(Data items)
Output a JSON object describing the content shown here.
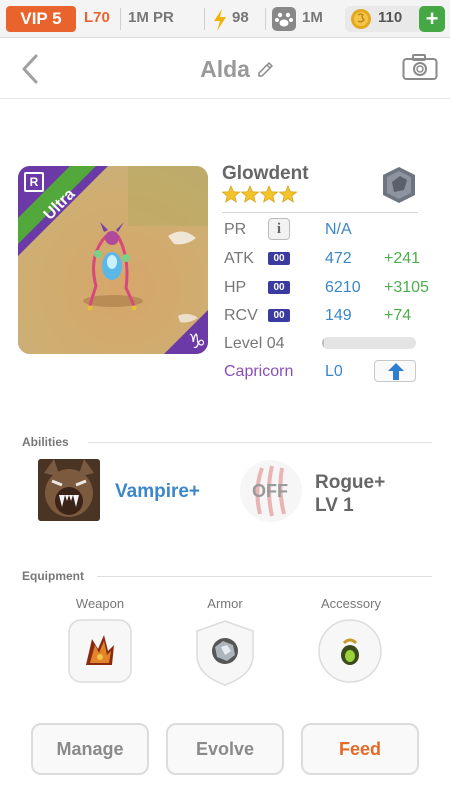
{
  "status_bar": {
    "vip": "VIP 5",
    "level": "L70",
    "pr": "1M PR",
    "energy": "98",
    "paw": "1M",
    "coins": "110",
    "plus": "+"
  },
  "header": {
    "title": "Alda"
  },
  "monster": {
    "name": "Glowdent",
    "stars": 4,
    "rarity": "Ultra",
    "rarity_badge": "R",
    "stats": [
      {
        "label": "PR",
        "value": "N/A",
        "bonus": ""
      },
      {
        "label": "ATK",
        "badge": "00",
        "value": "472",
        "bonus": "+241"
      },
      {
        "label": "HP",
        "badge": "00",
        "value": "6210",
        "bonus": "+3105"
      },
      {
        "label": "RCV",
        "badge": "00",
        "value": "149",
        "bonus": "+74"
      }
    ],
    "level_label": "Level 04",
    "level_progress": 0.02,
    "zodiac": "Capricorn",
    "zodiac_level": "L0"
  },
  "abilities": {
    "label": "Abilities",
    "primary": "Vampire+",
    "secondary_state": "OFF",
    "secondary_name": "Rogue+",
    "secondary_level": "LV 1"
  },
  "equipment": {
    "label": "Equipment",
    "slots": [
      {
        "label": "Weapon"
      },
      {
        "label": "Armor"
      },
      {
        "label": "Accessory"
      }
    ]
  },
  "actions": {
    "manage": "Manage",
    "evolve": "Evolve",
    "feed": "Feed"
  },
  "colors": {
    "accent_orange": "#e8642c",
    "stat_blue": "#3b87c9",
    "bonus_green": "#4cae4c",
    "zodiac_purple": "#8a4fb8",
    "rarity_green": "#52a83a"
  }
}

Direction
Return the listing above in full and without alteration, excluding its pictures.

Complete response
Output a JSON object describing the content shown here.
{
  "status_bar": {
    "vip": "VIP 5",
    "level": "L70",
    "pr": "1M PR",
    "energy": "98",
    "paw": "1M",
    "coins": "110",
    "plus": "+"
  },
  "header": {
    "title": "Alda"
  },
  "monster": {
    "name": "Glowdent",
    "stars": 4,
    "rarity": "Ultra",
    "rarity_badge": "R",
    "stats": [
      {
        "label": "PR",
        "value": "N/A",
        "bonus": ""
      },
      {
        "label": "ATK",
        "badge": "00",
        "value": "472",
        "bonus": "+241"
      },
      {
        "label": "HP",
        "badge": "00",
        "value": "6210",
        "bonus": "+3105"
      },
      {
        "label": "RCV",
        "badge": "00",
        "value": "149",
        "bonus": "+74"
      }
    ],
    "level_label": "Level 04",
    "level_progress": 0.02,
    "zodiac": "Capricorn",
    "zodiac_level": "L0"
  },
  "abilities": {
    "label": "Abilities",
    "primary": "Vampire+",
    "secondary_state": "OFF",
    "secondary_name": "Rogue+",
    "secondary_level": "LV 1"
  },
  "equipment": {
    "label": "Equipment",
    "slots": [
      {
        "label": "Weapon"
      },
      {
        "label": "Armor"
      },
      {
        "label": "Accessory"
      }
    ]
  },
  "actions": {
    "manage": "Manage",
    "evolve": "Evolve",
    "feed": "Feed"
  },
  "colors": {
    "accent_orange": "#e8642c",
    "stat_blue": "#3b87c9",
    "bonus_green": "#4cae4c",
    "zodiac_purple": "#8a4fb8",
    "rarity_green": "#52a83a"
  }
}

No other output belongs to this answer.